>> BEGIN
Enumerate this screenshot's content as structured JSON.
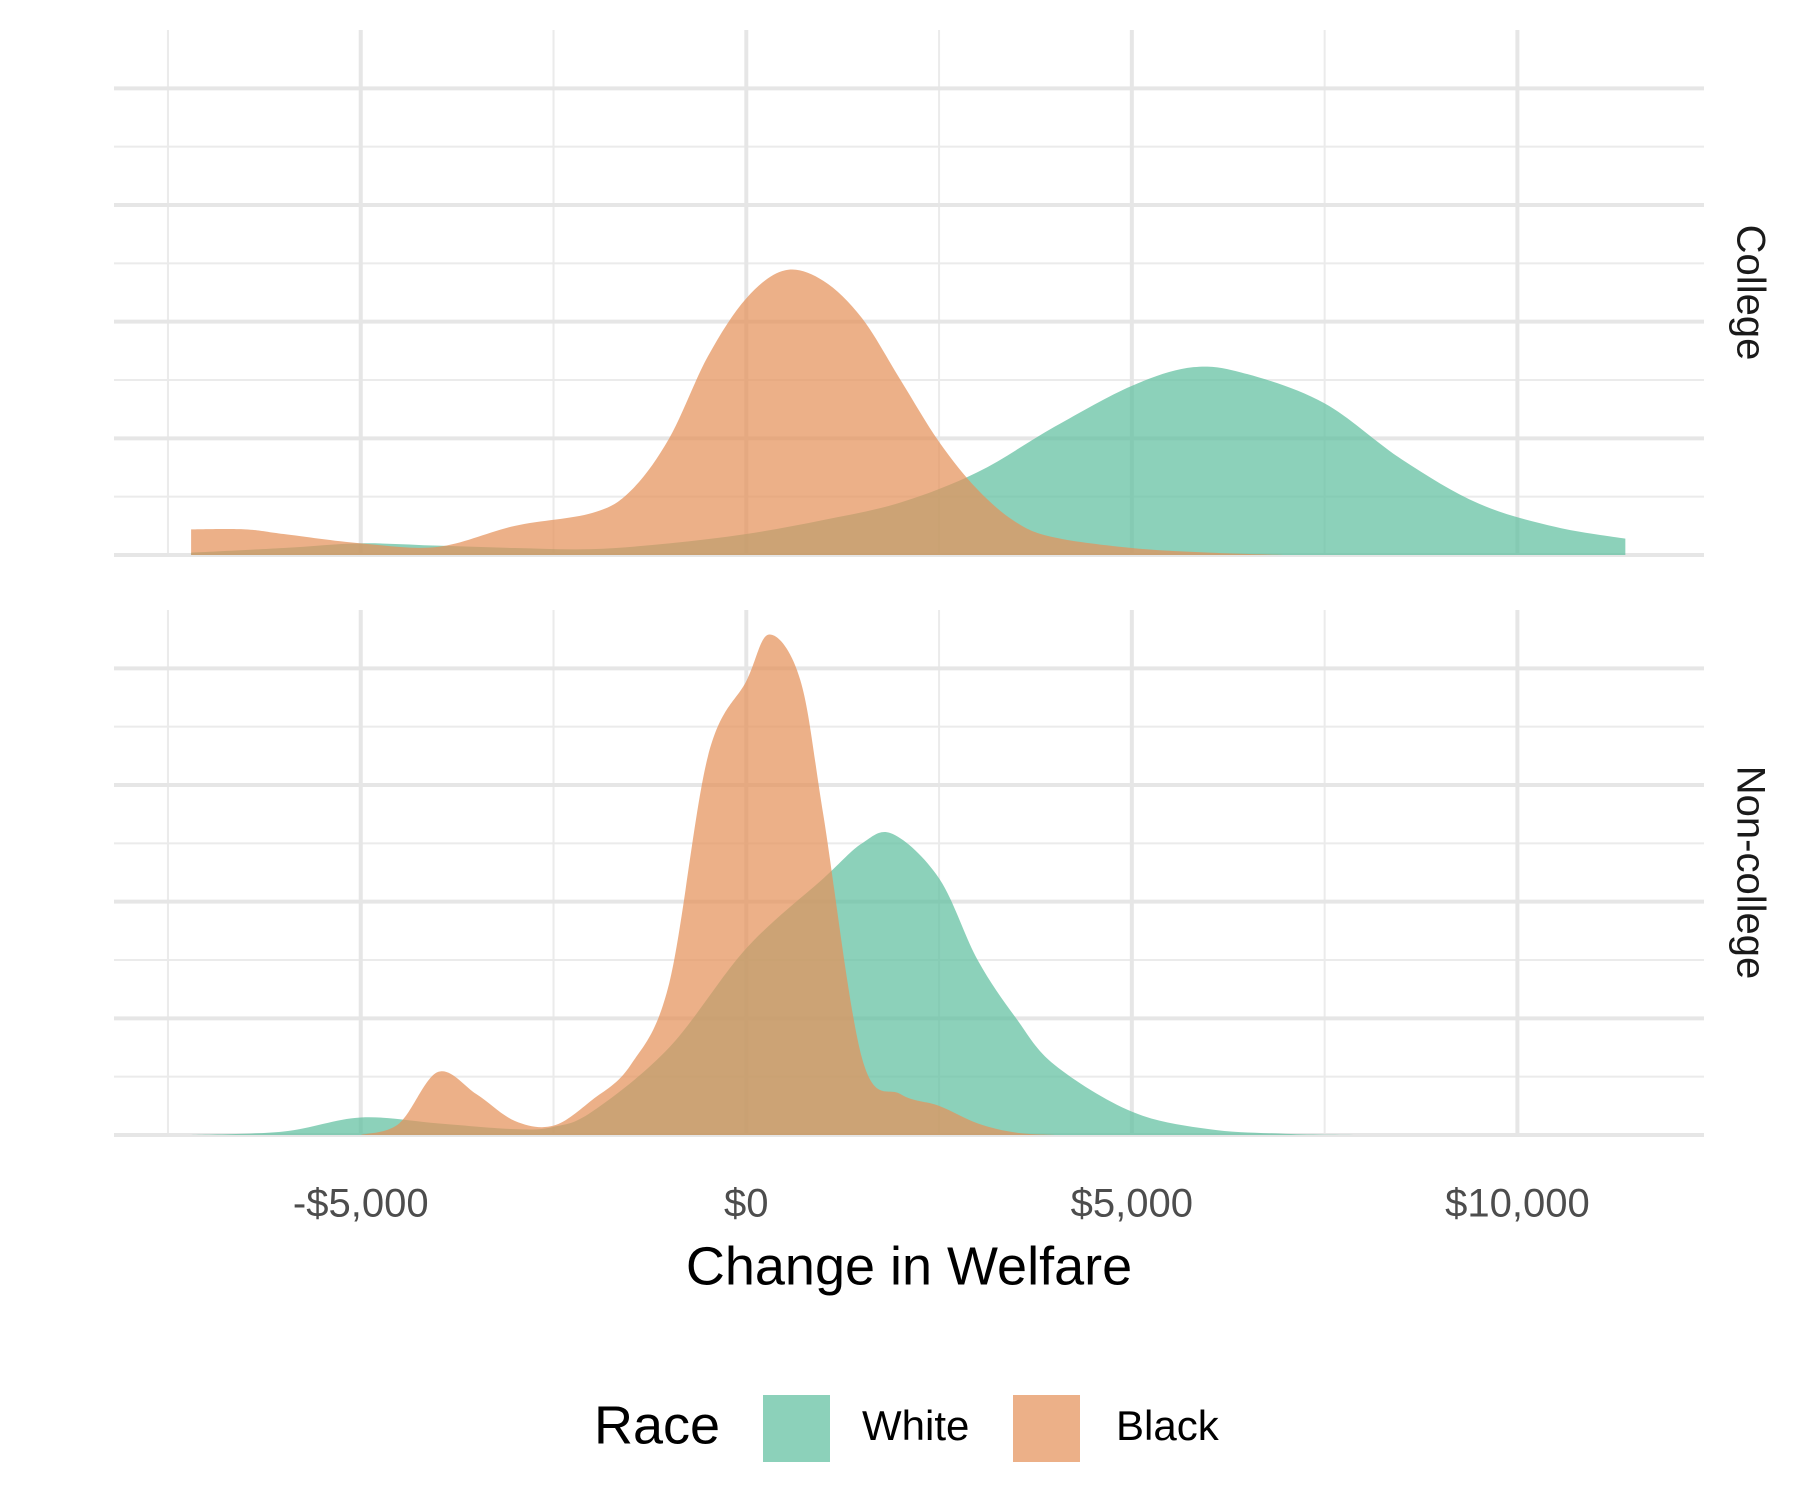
{
  "chart_data": {
    "type": "density",
    "x_label": "Change in Welfare",
    "legend_title": "Race",
    "legend_position": "bottom",
    "grid": true,
    "opacity": 0.72,
    "xlim": [
      -8200,
      12420
    ],
    "xticks": [
      {
        "value": -5000,
        "label": "-$5,000"
      },
      {
        "value": 0,
        "label": "$0"
      },
      {
        "value": 5000,
        "label": "$5,000"
      },
      {
        "value": 10000,
        "label": "$10,000"
      }
    ],
    "x_minor_ticks": [
      -7500,
      -2500,
      2500,
      7500
    ],
    "ylim": [
      0,
      4.5
    ],
    "yticks": [
      0,
      1,
      2,
      3,
      4
    ],
    "y_minor_ticks": [
      0.5,
      1.5,
      2.5,
      3.5
    ],
    "facets": [
      "College",
      "Non-college"
    ],
    "series": [
      {
        "name": "White",
        "color": "#5fbf9f",
        "facets": [
          {
            "x": [
              -7200,
              -6000,
              -5000,
              -4000,
              -3000,
              -2000,
              -1000,
              0,
              1000,
              2000,
              3000,
              4000,
              5000,
              5800,
              6500,
              7500,
              8500,
              9500,
              10500,
              11400
            ],
            "values": [
              0.02,
              0.06,
              0.1,
              0.08,
              0.06,
              0.05,
              0.1,
              0.18,
              0.3,
              0.45,
              0.71,
              1.1,
              1.45,
              1.61,
              1.55,
              1.3,
              0.82,
              0.44,
              0.24,
              0.14
            ]
          },
          {
            "x": [
              -7200,
              -6000,
              -5000,
              -4000,
              -3000,
              -2500,
              -2000,
              -1000,
              0,
              1000,
              1500,
              1900,
              2500,
              3000,
              3500,
              4000,
              5000,
              6000,
              7000,
              8000
            ],
            "values": [
              0,
              0.03,
              0.15,
              0.1,
              0.05,
              0.07,
              0.2,
              0.75,
              1.6,
              2.2,
              2.5,
              2.58,
              2.2,
              1.5,
              1.0,
              0.6,
              0.2,
              0.05,
              0.01,
              0
            ]
          }
        ]
      },
      {
        "name": "Black",
        "color": "#e5925a",
        "facets": [
          {
            "x": [
              -7200,
              -6500,
              -6000,
              -5000,
              -4000,
              -3000,
              -2000,
              -1500,
              -1000,
              -500,
              0,
              500,
              1000,
              1500,
              2000,
              2500,
              3000,
              3500,
              4000,
              5000,
              6000,
              7000
            ],
            "values": [
              0.22,
              0.22,
              0.18,
              0.1,
              0.07,
              0.25,
              0.36,
              0.55,
              1.0,
              1.7,
              2.2,
              2.44,
              2.35,
              2.03,
              1.5,
              0.97,
              0.56,
              0.28,
              0.15,
              0.06,
              0.02,
              0
            ]
          },
          {
            "x": [
              -5000,
              -4500,
              -4000,
              -3500,
              -3000,
              -2500,
              -2000,
              -1500,
              -1000,
              -500,
              0,
              300,
              700,
              1000,
              1500,
              2000,
              2500,
              3000,
              3500,
              4000
            ],
            "values": [
              0,
              0.1,
              0.54,
              0.35,
              0.12,
              0.08,
              0.3,
              0.6,
              1.3,
              3.24,
              3.89,
              4.29,
              3.9,
              2.74,
              0.66,
              0.35,
              0.25,
              0.1,
              0.02,
              0
            ]
          }
        ]
      }
    ]
  }
}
>> END
### GIVEN REQUEST:
Print out every entry above without changing a word, and leave out the pictures.

### EXERCISE SOLUTION:
Enumerate this screenshot's content as structured JSON.
{
  "chart_data": {
    "type": "density",
    "x_label": "Change in Welfare",
    "legend_title": "Race",
    "legend_position": "bottom",
    "grid": true,
    "opacity": 0.72,
    "xlim": [
      -8200,
      12420
    ],
    "xticks": [
      {
        "value": -5000,
        "label": "-$5,000"
      },
      {
        "value": 0,
        "label": "$0"
      },
      {
        "value": 5000,
        "label": "$5,000"
      },
      {
        "value": 10000,
        "label": "$10,000"
      }
    ],
    "x_minor_ticks": [
      -7500,
      -2500,
      2500,
      7500
    ],
    "ylim": [
      0,
      4.5
    ],
    "yticks": [
      0,
      1,
      2,
      3,
      4
    ],
    "y_minor_ticks": [
      0.5,
      1.5,
      2.5,
      3.5
    ],
    "facets": [
      "College",
      "Non-college"
    ],
    "series": [
      {
        "name": "White",
        "color": "#5fbf9f",
        "facets": [
          {
            "x": [
              -7200,
              -6000,
              -5000,
              -4000,
              -3000,
              -2000,
              -1000,
              0,
              1000,
              2000,
              3000,
              4000,
              5000,
              5800,
              6500,
              7500,
              8500,
              9500,
              10500,
              11400
            ],
            "values": [
              0.02,
              0.06,
              0.1,
              0.08,
              0.06,
              0.05,
              0.1,
              0.18,
              0.3,
              0.45,
              0.71,
              1.1,
              1.45,
              1.61,
              1.55,
              1.3,
              0.82,
              0.44,
              0.24,
              0.14
            ]
          },
          {
            "x": [
              -7200,
              -6000,
              -5000,
              -4000,
              -3000,
              -2500,
              -2000,
              -1000,
              0,
              1000,
              1500,
              1900,
              2500,
              3000,
              3500,
              4000,
              5000,
              6000,
              7000,
              8000
            ],
            "values": [
              0,
              0.03,
              0.15,
              0.1,
              0.05,
              0.07,
              0.2,
              0.75,
              1.6,
              2.2,
              2.5,
              2.58,
              2.2,
              1.5,
              1.0,
              0.6,
              0.2,
              0.05,
              0.01,
              0
            ]
          }
        ]
      },
      {
        "name": "Black",
        "color": "#e5925a",
        "facets": [
          {
            "x": [
              -7200,
              -6500,
              -6000,
              -5000,
              -4000,
              -3000,
              -2000,
              -1500,
              -1000,
              -500,
              0,
              500,
              1000,
              1500,
              2000,
              2500,
              3000,
              3500,
              4000,
              5000,
              6000,
              7000
            ],
            "values": [
              0.22,
              0.22,
              0.18,
              0.1,
              0.07,
              0.25,
              0.36,
              0.55,
              1.0,
              1.7,
              2.2,
              2.44,
              2.35,
              2.03,
              1.5,
              0.97,
              0.56,
              0.28,
              0.15,
              0.06,
              0.02,
              0
            ]
          },
          {
            "x": [
              -5000,
              -4500,
              -4000,
              -3500,
              -3000,
              -2500,
              -2000,
              -1500,
              -1000,
              -500,
              0,
              300,
              700,
              1000,
              1500,
              2000,
              2500,
              3000,
              3500,
              4000
            ],
            "values": [
              0,
              0.1,
              0.54,
              0.35,
              0.12,
              0.08,
              0.3,
              0.6,
              1.3,
              3.24,
              3.89,
              4.29,
              3.9,
              2.74,
              0.66,
              0.35,
              0.25,
              0.1,
              0.02,
              0
            ]
          }
        ]
      }
    ]
  }
}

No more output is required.